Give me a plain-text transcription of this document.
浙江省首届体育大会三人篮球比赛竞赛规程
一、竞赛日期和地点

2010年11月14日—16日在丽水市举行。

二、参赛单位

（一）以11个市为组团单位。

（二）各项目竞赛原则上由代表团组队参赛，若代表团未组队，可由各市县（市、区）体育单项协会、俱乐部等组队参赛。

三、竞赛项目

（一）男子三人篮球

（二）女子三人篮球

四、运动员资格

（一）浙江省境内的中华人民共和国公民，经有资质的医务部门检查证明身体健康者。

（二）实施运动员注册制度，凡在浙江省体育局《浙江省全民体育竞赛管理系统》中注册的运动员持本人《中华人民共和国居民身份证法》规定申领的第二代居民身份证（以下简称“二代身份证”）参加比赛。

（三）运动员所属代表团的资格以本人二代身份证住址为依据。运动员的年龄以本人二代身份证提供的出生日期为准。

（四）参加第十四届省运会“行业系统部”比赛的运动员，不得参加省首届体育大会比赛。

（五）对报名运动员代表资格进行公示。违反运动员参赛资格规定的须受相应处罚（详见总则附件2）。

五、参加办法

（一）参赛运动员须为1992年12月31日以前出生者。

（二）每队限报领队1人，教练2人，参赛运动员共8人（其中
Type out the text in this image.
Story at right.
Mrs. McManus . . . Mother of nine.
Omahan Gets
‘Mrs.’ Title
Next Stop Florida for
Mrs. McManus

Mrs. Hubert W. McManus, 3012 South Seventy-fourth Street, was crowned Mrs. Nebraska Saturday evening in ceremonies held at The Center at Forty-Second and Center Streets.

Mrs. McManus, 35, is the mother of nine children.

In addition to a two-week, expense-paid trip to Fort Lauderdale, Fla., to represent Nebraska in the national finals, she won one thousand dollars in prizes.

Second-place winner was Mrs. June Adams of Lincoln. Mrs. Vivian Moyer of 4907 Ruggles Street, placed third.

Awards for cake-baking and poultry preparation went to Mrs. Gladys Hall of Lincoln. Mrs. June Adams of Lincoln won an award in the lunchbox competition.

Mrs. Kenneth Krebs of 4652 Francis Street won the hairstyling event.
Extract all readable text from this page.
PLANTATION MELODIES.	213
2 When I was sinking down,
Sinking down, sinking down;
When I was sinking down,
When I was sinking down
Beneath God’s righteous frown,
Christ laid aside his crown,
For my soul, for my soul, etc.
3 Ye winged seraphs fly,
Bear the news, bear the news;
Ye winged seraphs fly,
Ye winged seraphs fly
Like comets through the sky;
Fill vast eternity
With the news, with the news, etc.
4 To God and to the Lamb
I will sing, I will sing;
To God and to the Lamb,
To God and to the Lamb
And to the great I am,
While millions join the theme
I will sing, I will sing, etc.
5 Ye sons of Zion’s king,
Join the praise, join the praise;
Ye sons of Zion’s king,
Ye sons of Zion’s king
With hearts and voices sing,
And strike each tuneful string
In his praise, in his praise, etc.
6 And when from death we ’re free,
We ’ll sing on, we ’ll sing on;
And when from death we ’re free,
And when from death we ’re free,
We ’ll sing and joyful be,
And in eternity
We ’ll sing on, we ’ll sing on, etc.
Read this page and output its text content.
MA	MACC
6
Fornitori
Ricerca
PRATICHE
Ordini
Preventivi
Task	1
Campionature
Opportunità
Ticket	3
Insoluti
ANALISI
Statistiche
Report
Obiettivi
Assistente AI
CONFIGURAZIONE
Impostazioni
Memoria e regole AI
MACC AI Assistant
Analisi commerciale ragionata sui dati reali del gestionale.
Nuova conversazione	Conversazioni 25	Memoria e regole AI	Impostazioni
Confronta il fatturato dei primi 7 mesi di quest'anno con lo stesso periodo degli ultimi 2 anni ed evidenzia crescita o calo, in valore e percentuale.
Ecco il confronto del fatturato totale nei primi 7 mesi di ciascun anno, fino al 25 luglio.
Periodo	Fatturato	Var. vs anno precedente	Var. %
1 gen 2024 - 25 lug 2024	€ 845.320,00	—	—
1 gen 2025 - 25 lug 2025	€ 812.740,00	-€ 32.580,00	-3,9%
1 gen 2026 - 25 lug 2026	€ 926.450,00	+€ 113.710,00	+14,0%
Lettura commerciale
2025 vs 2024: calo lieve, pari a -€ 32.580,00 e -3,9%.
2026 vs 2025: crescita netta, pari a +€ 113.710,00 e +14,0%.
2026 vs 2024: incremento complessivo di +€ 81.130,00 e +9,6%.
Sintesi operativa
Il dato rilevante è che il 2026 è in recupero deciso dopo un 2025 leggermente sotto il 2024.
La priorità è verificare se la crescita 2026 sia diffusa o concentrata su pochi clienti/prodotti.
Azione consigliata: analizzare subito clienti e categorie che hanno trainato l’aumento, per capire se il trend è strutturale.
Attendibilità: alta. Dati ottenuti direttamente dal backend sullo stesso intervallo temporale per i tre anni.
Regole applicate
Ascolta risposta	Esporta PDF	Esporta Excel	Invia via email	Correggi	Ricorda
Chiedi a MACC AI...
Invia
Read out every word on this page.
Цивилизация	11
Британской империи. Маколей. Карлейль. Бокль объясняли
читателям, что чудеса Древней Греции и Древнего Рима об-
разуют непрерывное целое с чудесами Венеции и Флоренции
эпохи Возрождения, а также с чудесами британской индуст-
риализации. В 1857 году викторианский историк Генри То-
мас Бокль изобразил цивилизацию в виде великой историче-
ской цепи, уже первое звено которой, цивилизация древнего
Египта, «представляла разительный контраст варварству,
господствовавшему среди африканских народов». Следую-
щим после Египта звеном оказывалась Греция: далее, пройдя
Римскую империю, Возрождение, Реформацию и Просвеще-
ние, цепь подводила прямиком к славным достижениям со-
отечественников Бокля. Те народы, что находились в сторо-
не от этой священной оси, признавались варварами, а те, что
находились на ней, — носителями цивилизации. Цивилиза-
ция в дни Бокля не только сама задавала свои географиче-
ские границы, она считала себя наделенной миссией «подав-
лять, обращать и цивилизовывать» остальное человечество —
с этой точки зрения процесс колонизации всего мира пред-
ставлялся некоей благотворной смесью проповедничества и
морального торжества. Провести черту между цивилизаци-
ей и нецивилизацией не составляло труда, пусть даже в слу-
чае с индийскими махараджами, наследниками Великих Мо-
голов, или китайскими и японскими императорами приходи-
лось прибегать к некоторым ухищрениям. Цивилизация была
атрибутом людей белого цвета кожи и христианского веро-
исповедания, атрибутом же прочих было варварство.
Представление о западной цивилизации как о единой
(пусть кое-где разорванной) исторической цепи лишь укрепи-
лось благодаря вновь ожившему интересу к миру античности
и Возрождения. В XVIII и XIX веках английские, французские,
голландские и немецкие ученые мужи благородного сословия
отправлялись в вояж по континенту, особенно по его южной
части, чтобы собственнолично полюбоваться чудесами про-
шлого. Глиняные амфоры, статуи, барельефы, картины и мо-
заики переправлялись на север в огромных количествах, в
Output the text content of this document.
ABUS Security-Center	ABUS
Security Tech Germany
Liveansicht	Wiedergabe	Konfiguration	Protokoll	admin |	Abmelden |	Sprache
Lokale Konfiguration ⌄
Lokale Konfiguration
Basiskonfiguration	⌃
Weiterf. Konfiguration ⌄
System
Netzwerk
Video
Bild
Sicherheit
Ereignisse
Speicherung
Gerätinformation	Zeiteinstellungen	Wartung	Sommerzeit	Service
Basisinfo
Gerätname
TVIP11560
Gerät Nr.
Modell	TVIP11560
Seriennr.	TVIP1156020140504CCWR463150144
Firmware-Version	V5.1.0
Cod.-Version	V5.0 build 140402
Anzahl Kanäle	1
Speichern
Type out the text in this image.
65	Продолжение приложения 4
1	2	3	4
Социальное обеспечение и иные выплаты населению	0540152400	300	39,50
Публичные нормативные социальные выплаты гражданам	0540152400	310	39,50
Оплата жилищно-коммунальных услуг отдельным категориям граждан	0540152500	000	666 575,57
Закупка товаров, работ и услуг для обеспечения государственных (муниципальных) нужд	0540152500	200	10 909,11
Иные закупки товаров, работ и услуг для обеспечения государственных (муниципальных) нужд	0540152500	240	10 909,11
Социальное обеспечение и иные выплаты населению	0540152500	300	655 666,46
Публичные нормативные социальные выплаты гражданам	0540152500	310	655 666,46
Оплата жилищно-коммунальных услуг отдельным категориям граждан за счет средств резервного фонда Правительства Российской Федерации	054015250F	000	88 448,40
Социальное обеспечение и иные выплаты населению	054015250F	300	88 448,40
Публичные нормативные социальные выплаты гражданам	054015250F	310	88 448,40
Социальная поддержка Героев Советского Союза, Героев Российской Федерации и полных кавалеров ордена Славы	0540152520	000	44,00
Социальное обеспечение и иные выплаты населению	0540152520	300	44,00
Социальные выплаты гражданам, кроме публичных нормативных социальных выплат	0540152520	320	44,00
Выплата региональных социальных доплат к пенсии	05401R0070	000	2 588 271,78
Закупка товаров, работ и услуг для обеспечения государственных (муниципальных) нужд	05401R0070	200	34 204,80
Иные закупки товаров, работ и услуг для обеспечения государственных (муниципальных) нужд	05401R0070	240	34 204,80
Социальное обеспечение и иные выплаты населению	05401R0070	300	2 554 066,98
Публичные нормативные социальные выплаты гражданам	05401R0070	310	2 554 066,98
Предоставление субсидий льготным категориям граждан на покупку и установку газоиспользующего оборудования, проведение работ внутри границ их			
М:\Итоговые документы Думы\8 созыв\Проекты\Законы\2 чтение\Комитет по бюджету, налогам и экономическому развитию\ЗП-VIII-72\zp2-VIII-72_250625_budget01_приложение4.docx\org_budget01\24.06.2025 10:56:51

•••••

Extract all lines that hold the word "атрибутом".

атрибутом людей белого цвета кожи и христианского веро-
исповедания, атрибутом же прочих было варварство.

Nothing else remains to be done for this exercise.